READING TEXT:

A third game "Lucky's Big Adventure" was released in 2021 based on the "Untamed" film sequel below.

=== Book series ===

Shortly after the movie, a book series called "Spirit of the West" was released by Kathleen Duey; it tells the story of Spirit's family lineage and herd.

=== Spin-off television series and film ===

An animated spin-off series, Spirit Riding Free, premiered on Netflix on May 5, 2017. The series follows all the daring adventures when Spirit, the offspring of the original, meets a girl named Lucky whose courage matches his own.

A computer-animated film, titled Spirit Untamed, was released on June 4, 2021. It is based on Spirit Riding Free as well as a spin-off of the original film.

TASK STATEMENT: Copy the stretch of the Spirit passage from "Shortly after the" through "matches his own.".

RECORDS:

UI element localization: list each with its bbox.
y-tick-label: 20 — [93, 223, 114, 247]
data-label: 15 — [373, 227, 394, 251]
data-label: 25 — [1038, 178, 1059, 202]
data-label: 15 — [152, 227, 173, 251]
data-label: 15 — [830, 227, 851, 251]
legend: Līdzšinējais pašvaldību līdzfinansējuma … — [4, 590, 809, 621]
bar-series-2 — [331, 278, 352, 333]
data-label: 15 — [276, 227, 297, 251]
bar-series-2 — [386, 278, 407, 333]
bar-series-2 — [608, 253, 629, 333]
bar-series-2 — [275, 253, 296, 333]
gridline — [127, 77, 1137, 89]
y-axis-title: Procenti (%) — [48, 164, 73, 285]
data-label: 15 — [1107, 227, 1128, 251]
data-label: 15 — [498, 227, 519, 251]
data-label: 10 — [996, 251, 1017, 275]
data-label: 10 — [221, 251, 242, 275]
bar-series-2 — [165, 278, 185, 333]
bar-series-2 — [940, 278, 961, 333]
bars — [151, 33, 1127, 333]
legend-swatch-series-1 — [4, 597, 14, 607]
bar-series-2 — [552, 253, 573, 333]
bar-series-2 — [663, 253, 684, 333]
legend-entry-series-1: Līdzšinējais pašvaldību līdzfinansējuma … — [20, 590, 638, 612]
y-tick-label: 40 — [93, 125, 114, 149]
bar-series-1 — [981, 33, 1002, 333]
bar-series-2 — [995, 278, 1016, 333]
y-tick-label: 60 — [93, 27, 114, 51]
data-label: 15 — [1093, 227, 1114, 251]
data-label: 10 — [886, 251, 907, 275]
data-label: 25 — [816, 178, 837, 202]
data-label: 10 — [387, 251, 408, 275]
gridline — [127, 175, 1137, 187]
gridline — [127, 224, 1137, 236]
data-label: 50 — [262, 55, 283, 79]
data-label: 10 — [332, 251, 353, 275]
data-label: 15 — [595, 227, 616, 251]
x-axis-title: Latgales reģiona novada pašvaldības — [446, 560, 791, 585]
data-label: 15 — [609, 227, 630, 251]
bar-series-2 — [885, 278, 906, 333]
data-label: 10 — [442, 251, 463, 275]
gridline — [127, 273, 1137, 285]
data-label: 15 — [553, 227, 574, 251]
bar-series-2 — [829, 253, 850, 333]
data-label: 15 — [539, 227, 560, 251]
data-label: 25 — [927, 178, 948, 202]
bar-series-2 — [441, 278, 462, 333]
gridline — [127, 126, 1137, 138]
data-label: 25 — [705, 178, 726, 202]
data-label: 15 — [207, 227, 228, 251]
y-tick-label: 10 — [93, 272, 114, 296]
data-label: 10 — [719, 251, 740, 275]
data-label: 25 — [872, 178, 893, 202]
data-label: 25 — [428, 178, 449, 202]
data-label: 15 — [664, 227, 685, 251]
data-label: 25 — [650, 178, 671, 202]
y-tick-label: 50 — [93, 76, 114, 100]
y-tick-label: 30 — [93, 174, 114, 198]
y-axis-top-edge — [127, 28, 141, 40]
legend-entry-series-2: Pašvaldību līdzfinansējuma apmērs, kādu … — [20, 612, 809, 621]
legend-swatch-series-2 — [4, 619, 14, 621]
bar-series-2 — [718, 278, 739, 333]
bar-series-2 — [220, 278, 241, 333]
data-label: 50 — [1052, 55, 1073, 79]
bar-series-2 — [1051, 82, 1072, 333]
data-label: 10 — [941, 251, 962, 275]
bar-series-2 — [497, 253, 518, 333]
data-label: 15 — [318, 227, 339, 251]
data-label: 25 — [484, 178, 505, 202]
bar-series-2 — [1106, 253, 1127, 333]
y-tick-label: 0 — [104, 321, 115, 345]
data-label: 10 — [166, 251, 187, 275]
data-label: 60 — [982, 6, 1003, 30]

TASK ANSWER:
Shortly after the movie, a book series called "Spirit of the West" was released by Kathleen Duey; it tells the story of Spirit's family lineage and herd.

=== Spin-off television series and film ===

An animated spin-off series, Spirit Riding Free, premiered on Netflix on May 5, 2017. The series follows all the daring adventures when Spirit, the offspring of the original, meets a girl named Lucky whose courage matches his own.